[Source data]
>>

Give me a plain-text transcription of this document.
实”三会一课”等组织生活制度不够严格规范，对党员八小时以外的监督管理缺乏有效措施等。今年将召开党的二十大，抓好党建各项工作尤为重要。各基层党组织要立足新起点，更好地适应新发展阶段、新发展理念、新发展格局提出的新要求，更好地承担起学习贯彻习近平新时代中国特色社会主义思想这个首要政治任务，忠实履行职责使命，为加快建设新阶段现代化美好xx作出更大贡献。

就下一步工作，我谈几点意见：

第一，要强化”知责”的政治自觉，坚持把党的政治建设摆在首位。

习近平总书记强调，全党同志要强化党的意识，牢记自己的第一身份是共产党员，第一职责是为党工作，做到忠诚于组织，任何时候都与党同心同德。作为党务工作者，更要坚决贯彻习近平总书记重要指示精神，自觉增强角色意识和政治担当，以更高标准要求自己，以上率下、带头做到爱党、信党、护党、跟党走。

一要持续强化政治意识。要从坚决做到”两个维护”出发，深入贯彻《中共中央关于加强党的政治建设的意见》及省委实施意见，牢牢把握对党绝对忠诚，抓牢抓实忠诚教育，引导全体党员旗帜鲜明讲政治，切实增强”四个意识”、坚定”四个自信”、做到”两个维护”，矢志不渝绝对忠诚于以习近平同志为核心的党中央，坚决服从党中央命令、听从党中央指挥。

<<

== WHAT IS ASKED ==
Can you reproduce all the material exactly?

== THE REPLY ==
Give me a plain-text transcription of this document.
实”三会一课”等组织生活制度不够严格规范，对党员八小时以外的监督管理缺乏有效措施等。今年将召开党的二十大，抓好党建各项工作尤为重要。各基层党组织要立足新起点，更好地适应新发展阶段、新发展理念、新发展格局提出的新要求，更好地承担起学习贯彻习近平新时代中国特色社会主义思想这个首要政治任务，忠实履行职责使命，为加快建设新阶段现代化美好xx作出更大贡献。

就下一步工作，我谈几点意见：

第一，要强化”知责”的政治自觉，坚持把党的政治建设摆在首位。

习近平总书记强调，全党同志要强化党的意识，牢记自己的第一身份是共产党员，第一职责是为党工作，做到忠诚于组织，任何时候都与党同心同德。作为党务工作者，更要坚决贯彻习近平总书记重要指示精神，自觉增强角色意识和政治担当，以更高标准要求自己，以上率下、带头做到爱党、信党、护党、跟党走。

一要持续强化政治意识。要从坚决做到”两个维护”出发，深入贯彻《中共中央关于加强党的政治建设的意见》及省委实施意见，牢牢把握对党绝对忠诚，抓牢抓实忠诚教育，引导全体党员旗帜鲜明讲政治，切实增强”四个意识”、坚定”四个自信”、做到”两个维护”，矢志不渝绝对忠诚于以习近平同志为核心的党中央，坚决服从党中央命令、听从党中央指挥。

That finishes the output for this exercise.